◆ **EXTRACTED TEXT**:

The first detail missing is how many websites were being targeted. Either this type of attack is successful the first time or it isn’t. That result won’t change if it is tried again. So multiple attempts don’t cause any additional risk to the website. It is just a hacker wasting resources.
According to WordPress’s stats, the Wordfence Security plugin has 4+ million installs, so somewhere between 4 and 5 million installs. To keep things simple, let’s assume that there are 4 million installs of the plugin and every website with it installed had at least one attempt by the hacker. On the day they recorded the most attempts, that would amount to nearly 30 attempts per website.
If the website doesn’t have the plugin installed, Wordfence would be claiming to have blocked 30 attacks, which would have failed even without their plugin installed.
Another way of looking at that, is that on that day, if every website had that plugin installed, at best the hacking attempt could have had a success rate of 3.3% (since additional attacks would not have led to a hacked website being hacked again). That is a pretty low success rate, but that is assuming that they all had it installed, which isn’t the case. So how many websites are even using the plugin? Wordfence didn’t say. When you know what the number might be, it isn’t hard to guess why.
WordPress doesn’t say how many installs a closed plugin has, as can be seen with this plugin. A good reason for doing that is that it would hide from hackers which known vulnerable plugins are the best targets. A bad reason for doing that is that it allows WordPress to hide how many websites they are leaving vulnerable as they refuse to warn that WordPress websites are using known vulnerable plugins.
The last record for the plugin’s page in archive.org before it was closed was in August 2016 and shows that the plugin had 1,000+ installs at the time. So somewhere between 1,000 and 2,000 installs. The previous record had it at 2,000+ installs.
If there were still 2,000 installs of the plugin now, which there likely are not, and each of those were targeted on the day with the most attacks attempts Wordfence recorded, the success rate of the hacking attempts would be 0.0001%.
One way to look at that is that hackers will reach far to hack a few websites. Another is that hackers are often not that competent, since the success rate of these hacking attempts would be abysmal and there are likely more effective uses for the resources utilized.
Security providers have an interest in making hackers sound scarier than they really are as it both helps to sell security solutions, but also get them off the hook when those solutions fail to deliver on the promised protection.
Keeping Plugins Up to Date Doesn’t Address This
Before claiming that the vulnerability being targeted hadn’t been fixed, the author of the post, Topher Tebow, wrote this:
What they have in common is that the best defenses are proactively securing your website and keeping WordPress core, themes, and plugins updated.
That is contradicted by then claiming that the vulnerability hadn’t been fixed (despite it actually having been fixed).
You have to wonder about the quality of other Wordfence employees, if this is someone allowed to be a public voice of the company.
FUD Free Security
There are a couple of key takeaways from looking closer at this, as to how to avoid FUD when presenting hacking attempts blocked by WordPress security solutions.
The first is to not emphasize a total number of attempts blocked, as blocking repeated attempts that would have, at best succeeded, once, isn’t meaningful information.
The second is to delineate between attacks that could have possibly succeeded and those that couldn’t. Here it would be easy to check if the plugin is installed. If it isn’t, then the attack couldn’t have succeeded and that can be noted.
With our own firewall plugin, we have from the first version intentionally not emphasized attacks attempts blocked, since it isn’t a secret that they are not a good measure of the security being provided and likely to cause unnecessary concern. We recently integrated data on what plugins are connected with exploit attempts logged by the plugin, to provide better information for those reviewing logged attacks about the security risk connected with attempts blocked.

Source data
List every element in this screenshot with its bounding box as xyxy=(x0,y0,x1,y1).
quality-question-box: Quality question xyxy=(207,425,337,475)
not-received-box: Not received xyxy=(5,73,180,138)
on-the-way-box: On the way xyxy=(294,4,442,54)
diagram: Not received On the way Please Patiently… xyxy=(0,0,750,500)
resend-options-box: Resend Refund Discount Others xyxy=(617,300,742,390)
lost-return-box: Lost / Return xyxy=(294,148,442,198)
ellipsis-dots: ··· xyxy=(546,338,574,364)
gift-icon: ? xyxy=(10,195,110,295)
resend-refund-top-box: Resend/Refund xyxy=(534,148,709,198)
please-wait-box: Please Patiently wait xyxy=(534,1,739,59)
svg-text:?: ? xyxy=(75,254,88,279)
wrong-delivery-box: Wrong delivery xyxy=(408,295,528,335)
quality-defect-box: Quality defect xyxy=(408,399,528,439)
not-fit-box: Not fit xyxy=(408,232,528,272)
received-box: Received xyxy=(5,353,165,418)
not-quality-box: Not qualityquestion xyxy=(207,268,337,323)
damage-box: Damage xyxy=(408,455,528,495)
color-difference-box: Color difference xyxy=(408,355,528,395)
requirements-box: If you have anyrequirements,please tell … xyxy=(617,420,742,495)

◆ **ACTIONS TO TAKE**:
1 - Extract the passage of the Wordfence article between "Security providers have" and "having been fixed).", inclusive.
2 - Answer these questions from the Wordfence article:
(a) According to WordPress's stats, how many installs does the Wordfence Security plugin have?
(b) Who wrote the post the article criticizes?
(c) How many installs did the last archive.org record before the plugin was closed show?
The entries are separate material and have no connection to the Wordfence article.

◆ **RESPONSES FOR EACH TASK**:
1 -
Security providers have an interest in making hackers sound scarier than they really are as it both helps to sell security solutions, but also get them off the hook when those solutions fail to deliver on the promised protection.
Keeping Plugins Up to Date Doesn’t Address This
Before claiming that the vulnerability being targeted hadn’t been fixed, the author of the post, Topher Tebow, wrote this:
What they have in common is that the best defenses are proactively securing your website and keeping WordPress core, themes, and plugins updated.
That is contradicted by then claiming that the vulnerability hadn’t been fixed (despite it actually having been fixed).

2 -
(a) 4+ million installs.
(b) Topher Tebow.
(c) 1,000+ installs.